= TASK TO COMPLETE =
Each line below should be reproduced without any alteration.

Stored data entries

++++++

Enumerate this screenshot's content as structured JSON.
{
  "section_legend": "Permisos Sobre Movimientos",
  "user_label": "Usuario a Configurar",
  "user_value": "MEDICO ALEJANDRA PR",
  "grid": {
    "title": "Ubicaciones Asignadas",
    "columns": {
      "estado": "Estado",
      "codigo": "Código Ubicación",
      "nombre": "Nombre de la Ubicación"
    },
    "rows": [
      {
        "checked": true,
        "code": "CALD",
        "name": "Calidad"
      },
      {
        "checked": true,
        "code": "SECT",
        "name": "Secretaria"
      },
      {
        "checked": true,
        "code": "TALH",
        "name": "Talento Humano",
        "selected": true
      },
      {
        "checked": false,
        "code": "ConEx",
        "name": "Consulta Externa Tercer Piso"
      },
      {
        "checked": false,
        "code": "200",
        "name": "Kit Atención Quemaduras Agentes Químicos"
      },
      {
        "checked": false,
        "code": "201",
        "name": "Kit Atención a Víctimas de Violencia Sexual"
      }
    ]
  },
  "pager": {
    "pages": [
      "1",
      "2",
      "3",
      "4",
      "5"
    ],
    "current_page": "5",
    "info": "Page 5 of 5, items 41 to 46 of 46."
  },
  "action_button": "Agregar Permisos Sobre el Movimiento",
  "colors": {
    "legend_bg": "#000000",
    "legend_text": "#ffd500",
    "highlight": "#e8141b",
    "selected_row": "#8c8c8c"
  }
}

++++++

= RESULT OF THE TASK =
Enumerate this screenshot's content as structured JSON.
{
  "section_legend": "Permisos Sobre Movimientos",
  "user_label": "Usuario a Configurar",
  "user_value": "MEDICO ALEJANDRA PR",
  "grid": {
    "title": "Ubicaciones Asignadas",
    "columns": {
      "estado": "Estado",
      "codigo": "Código Ubicación",
      "nombre": "Nombre de la Ubicación"
    },
    "rows": [
      {
        "checked": true,
        "code": "CALD",
        "name": "Calidad"
      },
      {
        "checked": true,
        "code": "SECT",
        "name": "Secretaria"
      },
      {
        "checked": true,
        "code": "TALH",
        "name": "Talento Humano",
        "selected": true
      },
      {
        "checked": false,
        "code": "ConEx",
        "name": "Consulta Externa Tercer Piso"
      },
      {
        "checked": false,
        "code": "200",
        "name": "Kit Atención Quemaduras Agentes Químicos"
      },
      {
        "checked": false,
        "code": "201",
        "name": "Kit Atención a Víctimas de Violencia Sexual"
      }
    ]
  },
  "pager": {
    "pages": [
      "1",
      "2",
      "3",
      "4",
      "5"
    ],
    "current_page": "5",
    "info": "Page 5 of 5, items 41 to 46 of 46."
  },
  "action_button": "Agregar Permisos Sobre el Movimiento",
  "colors": {
    "legend_bg": "#000000",
    "legend_text": "#ffd500",
    "highlight": "#e8141b",
    "selected_row": "#8c8c8c"
  }
}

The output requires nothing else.